■ Exercise 1
Edit the Hengan interim results announcement from "Revenue Increased 16.3%" up to and including "30 June 2018.", replacing "Hong Kong" with "Hong Kong SAR".
■ Exercise 2
Using the Hengan interim results announcement, explain why the Group's gross profit margin fell during the period under review.

** start of Text segment **

Hengan International Announces 2018 Interim Results

Revenue Increased 16.3% to RMB10.1 Billion
Interim Dividend at RMB1 Per Share
*** ***
Robust Growth in E-Commerce Sales
Hengan's Amoeba Business Strategy Successfully Reinvigorated the
Sales Network

Financial Highlights

Financial statement of 1H 2017 restated according to Hong Kong Financial Reporting Standard 9 and 15

(22 August 2018 — Hong Kong) ─ Hengan International Group Company Limited ("Hengan International" or the "Company", SEHK stock code: 1044, together with its subsidiaries, the "Group") announces today its interim results for the six months ended 30 June 2018.

During the period under review, with the foundation of the nation-wide rollout of the "small sales team" operating model (also known as "Hengan's Amoeba model"), Hengan Group continued to push forward the transformation and evolution of Amoeba, and implemented the "small team" strategy in various operation units. The Group fully utilise Amoeba's advantage of high flexibility and prompt-response, to enhance operating efficiency and improve the expense ratio, while promoting sales. During the period, "small sales team" successfully reinvigorated the sales network and the Group's overall sales resumed double-digit growth. For the six months ended 30 June 2018, the Group's revenue increased significantly by about 16.3% to approximately RMB10,136,897,000 (2017 first half (Restated): RMB8,719,647,000).

During the period, due to the significant increase in the overall prices of wood pulp, the Group's production cost of tissue business significantly increased. The Group's gross profit margin dropped to about 39.6% during the period under review (first half of 2017 (Restated): 43.7%). The Group will continue to optimise its product portfolio and expand the economies of scale in the second half of 2018 so as to mitigate the negative effects of rising wood pulp prices.

** end of Text segment **
** start of Dataset **

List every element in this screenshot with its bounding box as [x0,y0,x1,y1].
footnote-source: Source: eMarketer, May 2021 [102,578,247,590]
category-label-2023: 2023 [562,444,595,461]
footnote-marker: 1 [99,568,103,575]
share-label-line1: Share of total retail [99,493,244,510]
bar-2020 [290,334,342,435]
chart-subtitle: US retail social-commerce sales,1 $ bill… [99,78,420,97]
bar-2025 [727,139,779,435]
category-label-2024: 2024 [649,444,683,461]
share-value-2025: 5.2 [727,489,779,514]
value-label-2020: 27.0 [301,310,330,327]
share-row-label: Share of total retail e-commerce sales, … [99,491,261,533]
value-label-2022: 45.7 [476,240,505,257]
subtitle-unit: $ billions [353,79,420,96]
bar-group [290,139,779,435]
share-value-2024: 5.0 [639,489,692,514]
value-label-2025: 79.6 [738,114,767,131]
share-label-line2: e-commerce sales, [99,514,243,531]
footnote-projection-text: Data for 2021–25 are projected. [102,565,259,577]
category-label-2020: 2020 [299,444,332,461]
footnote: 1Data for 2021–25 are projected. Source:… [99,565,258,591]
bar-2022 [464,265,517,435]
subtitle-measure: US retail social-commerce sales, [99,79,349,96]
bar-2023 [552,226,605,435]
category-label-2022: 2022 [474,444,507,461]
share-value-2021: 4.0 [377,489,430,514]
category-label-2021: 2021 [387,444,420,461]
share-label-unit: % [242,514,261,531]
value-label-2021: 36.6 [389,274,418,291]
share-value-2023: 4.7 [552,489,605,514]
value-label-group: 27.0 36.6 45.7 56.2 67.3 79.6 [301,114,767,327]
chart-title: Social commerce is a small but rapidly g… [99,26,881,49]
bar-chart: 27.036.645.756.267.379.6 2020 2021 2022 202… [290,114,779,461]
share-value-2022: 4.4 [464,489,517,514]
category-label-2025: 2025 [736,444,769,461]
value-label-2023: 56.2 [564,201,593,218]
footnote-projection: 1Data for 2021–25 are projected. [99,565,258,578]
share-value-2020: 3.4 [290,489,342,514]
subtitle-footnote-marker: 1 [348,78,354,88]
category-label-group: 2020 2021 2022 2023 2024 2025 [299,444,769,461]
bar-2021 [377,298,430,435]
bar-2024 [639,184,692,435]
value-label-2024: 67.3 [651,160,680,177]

** end of Dataset **

■ Task output 1
Revenue Increased 16.3% to RMB10.1 Billion
Interim Dividend at RMB1 Per Share
*** ***
Robust Growth in E-Commerce Sales
Hengan's Amoeba Business Strategy Successfully Reinvigorated the
Sales Network

Financial Highlights

Financial statement of 1H 2017 restated according to Hong Kong SAR Financial Reporting Standard 9 and 15

(22 August 2018 — Hong Kong SAR) ─ Hengan International Group Company Limited ("Hengan International" or the "Company", SEHK stock code: 1044, together with its subsidiaries, the "Group") announces today its interim results for the six months ended 30 June 2018.

■ Task output 2
Overall wood pulp prices rose significantly during the period, which significantly increased the Group's production cost for its tissue business. As a result, the gross profit margin dropped to about 39.6%, compared with 43.7% in the restated first half of 2017.